TASK GOAL
Give the number of lines holding the string "color" and nothing more.

** Begin INFORMATION SUPPLIED **

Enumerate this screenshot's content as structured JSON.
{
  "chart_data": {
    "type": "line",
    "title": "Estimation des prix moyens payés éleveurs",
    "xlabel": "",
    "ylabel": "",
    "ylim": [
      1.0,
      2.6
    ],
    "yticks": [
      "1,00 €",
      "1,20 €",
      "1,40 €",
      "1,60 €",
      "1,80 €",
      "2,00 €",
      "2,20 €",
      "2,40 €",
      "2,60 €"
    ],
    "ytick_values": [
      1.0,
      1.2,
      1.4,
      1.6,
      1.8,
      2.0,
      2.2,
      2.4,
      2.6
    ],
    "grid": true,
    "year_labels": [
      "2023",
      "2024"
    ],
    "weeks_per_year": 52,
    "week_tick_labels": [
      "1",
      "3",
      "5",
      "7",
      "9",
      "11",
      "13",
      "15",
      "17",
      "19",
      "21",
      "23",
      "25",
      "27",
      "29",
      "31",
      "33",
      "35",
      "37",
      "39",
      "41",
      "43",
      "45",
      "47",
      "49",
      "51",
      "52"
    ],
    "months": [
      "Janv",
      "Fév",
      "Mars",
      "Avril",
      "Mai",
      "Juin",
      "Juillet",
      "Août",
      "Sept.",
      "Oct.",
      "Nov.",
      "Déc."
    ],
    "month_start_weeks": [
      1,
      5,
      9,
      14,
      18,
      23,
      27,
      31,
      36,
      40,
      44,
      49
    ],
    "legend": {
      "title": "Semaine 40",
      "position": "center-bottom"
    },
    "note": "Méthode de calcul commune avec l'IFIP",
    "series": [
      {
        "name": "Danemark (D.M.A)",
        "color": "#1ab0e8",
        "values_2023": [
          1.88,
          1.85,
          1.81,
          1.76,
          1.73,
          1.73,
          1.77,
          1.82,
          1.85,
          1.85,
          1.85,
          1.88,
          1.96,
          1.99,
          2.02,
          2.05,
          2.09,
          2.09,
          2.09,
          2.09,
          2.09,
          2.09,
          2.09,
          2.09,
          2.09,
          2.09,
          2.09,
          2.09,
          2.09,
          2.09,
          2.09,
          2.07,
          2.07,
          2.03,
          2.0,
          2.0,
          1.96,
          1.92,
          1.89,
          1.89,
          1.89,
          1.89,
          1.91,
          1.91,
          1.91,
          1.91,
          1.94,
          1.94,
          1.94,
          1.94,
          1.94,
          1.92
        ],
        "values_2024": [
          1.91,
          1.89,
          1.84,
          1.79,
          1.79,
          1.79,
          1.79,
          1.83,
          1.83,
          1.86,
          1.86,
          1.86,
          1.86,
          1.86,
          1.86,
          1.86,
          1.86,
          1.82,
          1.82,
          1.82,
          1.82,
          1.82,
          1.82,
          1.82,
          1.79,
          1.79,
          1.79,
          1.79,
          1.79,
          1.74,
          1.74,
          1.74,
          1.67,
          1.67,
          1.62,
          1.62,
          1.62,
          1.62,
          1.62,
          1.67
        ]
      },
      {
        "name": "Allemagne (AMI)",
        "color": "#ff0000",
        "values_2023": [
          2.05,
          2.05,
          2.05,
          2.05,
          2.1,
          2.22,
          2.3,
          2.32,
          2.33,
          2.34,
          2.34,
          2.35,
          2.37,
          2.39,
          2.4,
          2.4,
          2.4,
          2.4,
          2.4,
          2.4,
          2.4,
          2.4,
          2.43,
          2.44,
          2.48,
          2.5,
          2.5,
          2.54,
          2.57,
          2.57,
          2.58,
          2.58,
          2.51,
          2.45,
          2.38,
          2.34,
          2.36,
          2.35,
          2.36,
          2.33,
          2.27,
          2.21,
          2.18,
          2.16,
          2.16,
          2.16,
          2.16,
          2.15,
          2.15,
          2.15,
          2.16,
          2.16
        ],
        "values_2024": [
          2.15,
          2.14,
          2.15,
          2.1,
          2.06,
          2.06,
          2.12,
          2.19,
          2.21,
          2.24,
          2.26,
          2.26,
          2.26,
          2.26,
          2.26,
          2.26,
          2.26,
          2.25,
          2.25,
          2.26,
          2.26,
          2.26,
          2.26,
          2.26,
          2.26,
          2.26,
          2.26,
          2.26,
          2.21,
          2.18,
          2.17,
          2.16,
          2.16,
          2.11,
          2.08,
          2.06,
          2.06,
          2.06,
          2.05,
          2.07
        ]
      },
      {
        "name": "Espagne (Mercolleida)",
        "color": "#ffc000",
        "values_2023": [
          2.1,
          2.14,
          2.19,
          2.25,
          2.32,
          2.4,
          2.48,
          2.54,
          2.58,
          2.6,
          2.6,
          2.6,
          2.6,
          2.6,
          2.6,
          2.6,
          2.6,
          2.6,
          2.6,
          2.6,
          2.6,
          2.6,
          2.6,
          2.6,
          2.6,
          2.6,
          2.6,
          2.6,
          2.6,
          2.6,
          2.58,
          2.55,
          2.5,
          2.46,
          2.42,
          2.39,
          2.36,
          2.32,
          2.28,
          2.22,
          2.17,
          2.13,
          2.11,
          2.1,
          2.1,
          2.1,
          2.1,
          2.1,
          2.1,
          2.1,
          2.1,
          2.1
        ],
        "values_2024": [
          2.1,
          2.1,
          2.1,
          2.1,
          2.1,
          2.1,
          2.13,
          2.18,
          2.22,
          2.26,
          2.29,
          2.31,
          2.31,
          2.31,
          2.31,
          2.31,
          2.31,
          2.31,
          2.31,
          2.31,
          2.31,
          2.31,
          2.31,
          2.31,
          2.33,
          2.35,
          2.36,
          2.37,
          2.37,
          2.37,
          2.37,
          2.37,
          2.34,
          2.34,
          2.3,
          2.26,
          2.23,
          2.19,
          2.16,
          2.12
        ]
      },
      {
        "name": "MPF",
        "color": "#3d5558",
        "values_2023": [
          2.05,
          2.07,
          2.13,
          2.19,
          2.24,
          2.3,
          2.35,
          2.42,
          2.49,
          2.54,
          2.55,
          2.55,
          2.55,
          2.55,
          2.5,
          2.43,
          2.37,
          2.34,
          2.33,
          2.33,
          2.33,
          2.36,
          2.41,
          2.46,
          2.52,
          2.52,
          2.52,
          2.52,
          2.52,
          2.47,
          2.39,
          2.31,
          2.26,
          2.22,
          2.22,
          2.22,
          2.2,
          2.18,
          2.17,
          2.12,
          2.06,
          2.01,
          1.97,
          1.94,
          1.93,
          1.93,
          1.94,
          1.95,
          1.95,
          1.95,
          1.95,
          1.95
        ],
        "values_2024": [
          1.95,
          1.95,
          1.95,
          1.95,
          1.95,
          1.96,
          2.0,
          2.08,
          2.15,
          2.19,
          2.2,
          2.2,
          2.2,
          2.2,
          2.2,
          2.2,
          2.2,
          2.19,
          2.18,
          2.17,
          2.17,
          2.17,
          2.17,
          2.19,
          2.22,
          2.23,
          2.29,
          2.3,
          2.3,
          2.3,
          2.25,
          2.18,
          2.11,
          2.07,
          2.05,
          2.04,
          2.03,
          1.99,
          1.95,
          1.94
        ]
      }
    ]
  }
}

** End INFORMATION SUPPLIED **

OUTPUT OF THE EXERCISE
4